+++ Records

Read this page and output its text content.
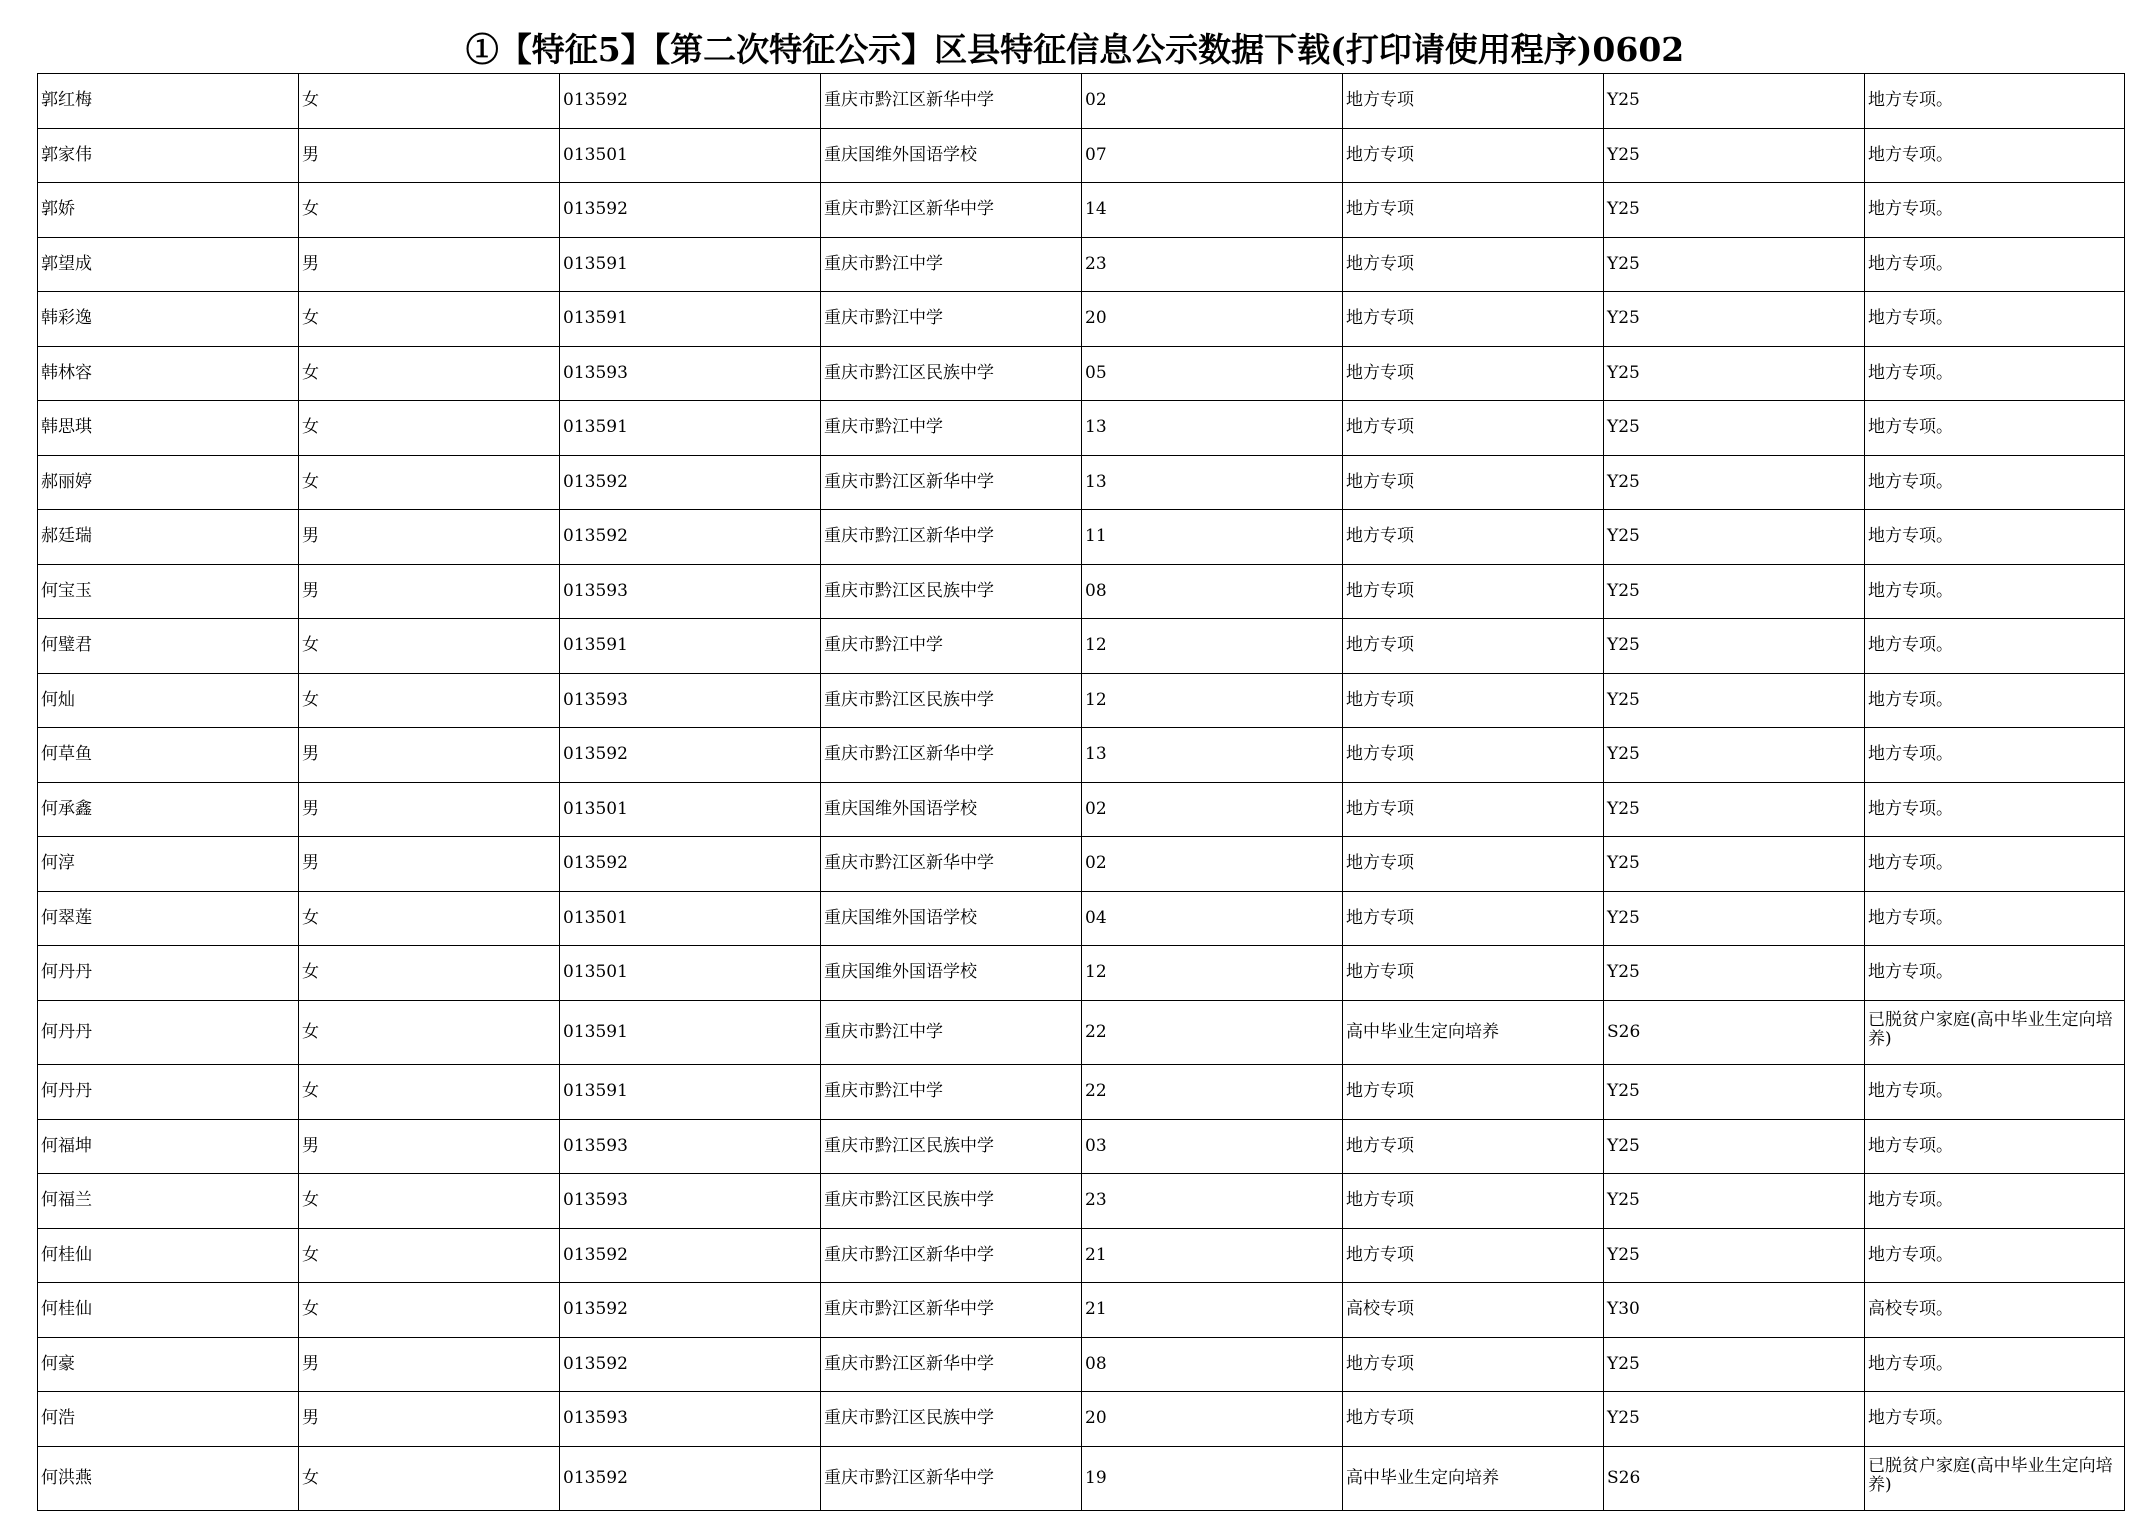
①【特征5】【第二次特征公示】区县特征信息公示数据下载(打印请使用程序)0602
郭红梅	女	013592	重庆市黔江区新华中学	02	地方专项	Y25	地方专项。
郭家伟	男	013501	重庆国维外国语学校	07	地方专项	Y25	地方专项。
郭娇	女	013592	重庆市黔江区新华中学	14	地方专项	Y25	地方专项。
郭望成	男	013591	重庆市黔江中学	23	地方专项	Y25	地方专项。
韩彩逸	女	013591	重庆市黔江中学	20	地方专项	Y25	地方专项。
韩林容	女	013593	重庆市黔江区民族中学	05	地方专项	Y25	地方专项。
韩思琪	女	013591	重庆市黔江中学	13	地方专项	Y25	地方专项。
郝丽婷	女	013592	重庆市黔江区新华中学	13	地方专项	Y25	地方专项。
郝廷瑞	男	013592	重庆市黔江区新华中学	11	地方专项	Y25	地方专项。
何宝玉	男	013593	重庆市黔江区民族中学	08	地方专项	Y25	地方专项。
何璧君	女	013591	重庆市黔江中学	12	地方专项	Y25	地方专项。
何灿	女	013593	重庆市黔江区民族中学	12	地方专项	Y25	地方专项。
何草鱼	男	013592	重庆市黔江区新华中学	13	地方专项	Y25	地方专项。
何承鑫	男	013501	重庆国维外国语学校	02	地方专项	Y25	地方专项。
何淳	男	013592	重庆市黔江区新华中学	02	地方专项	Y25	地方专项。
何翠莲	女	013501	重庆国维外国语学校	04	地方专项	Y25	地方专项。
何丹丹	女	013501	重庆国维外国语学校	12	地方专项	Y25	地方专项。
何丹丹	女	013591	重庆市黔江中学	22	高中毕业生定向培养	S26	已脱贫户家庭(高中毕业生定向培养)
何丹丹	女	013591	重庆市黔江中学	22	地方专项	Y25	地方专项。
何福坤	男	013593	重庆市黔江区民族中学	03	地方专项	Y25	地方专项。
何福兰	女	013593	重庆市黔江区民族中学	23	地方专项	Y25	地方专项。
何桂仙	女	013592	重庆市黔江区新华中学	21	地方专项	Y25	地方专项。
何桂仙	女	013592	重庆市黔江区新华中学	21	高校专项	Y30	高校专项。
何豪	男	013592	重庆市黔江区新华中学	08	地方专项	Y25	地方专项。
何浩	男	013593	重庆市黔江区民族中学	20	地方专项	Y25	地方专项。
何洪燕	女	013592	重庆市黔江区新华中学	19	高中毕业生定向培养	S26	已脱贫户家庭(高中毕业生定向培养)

++++++

What needs to be done: Without including any pictures, output all the entries above exactly.

Full response:
Read this page and output its text content.
①【特征5】【第二次特征公示】区县特征信息公示数据下载(打印请使用程序)0602
郭红梅	女	013592	重庆市黔江区新华中学	02	地方专项	Y25	地方专项。
郭家伟	男	013501	重庆国维外国语学校	07	地方专项	Y25	地方专项。
郭娇	女	013592	重庆市黔江区新华中学	14	地方专项	Y25	地方专项。
郭望成	男	013591	重庆市黔江中学	23	地方专项	Y25	地方专项。
韩彩逸	女	013591	重庆市黔江中学	20	地方专项	Y25	地方专项。
韩林容	女	013593	重庆市黔江区民族中学	05	地方专项	Y25	地方专项。
韩思琪	女	013591	重庆市黔江中学	13	地方专项	Y25	地方专项。
郝丽婷	女	013592	重庆市黔江区新华中学	13	地方专项	Y25	地方专项。
郝廷瑞	男	013592	重庆市黔江区新华中学	11	地方专项	Y25	地方专项。
何宝玉	男	013593	重庆市黔江区民族中学	08	地方专项	Y25	地方专项。
何璧君	女	013591	重庆市黔江中学	12	地方专项	Y25	地方专项。
何灿	女	013593	重庆市黔江区民族中学	12	地方专项	Y25	地方专项。
何草鱼	男	013592	重庆市黔江区新华中学	13	地方专项	Y25	地方专项。
何承鑫	男	013501	重庆国维外国语学校	02	地方专项	Y25	地方专项。
何淳	男	013592	重庆市黔江区新华中学	02	地方专项	Y25	地方专项。
何翠莲	女	013501	重庆国维外国语学校	04	地方专项	Y25	地方专项。
何丹丹	女	013501	重庆国维外国语学校	12	地方专项	Y25	地方专项。
何丹丹	女	013591	重庆市黔江中学	22	高中毕业生定向培养	S26	已脱贫户家庭(高中毕业生定向培养)
何丹丹	女	013591	重庆市黔江中学	22	地方专项	Y25	地方专项。
何福坤	男	013593	重庆市黔江区民族中学	03	地方专项	Y25	地方专项。
何福兰	女	013593	重庆市黔江区民族中学	23	地方专项	Y25	地方专项。
何桂仙	女	013592	重庆市黔江区新华中学	21	地方专项	Y25	地方专项。
何桂仙	女	013592	重庆市黔江区新华中学	21	高校专项	Y30	高校专项。
何豪	男	013592	重庆市黔江区新华中学	08	地方专项	Y25	地方专项。
何浩	男	013593	重庆市黔江区民族中学	20	地方专项	Y25	地方专项。
何洪燕	女	013592	重庆市黔江区新华中学	19	高中毕业生定向培养	S26	已脱贫户家庭(高中毕业生定向培养)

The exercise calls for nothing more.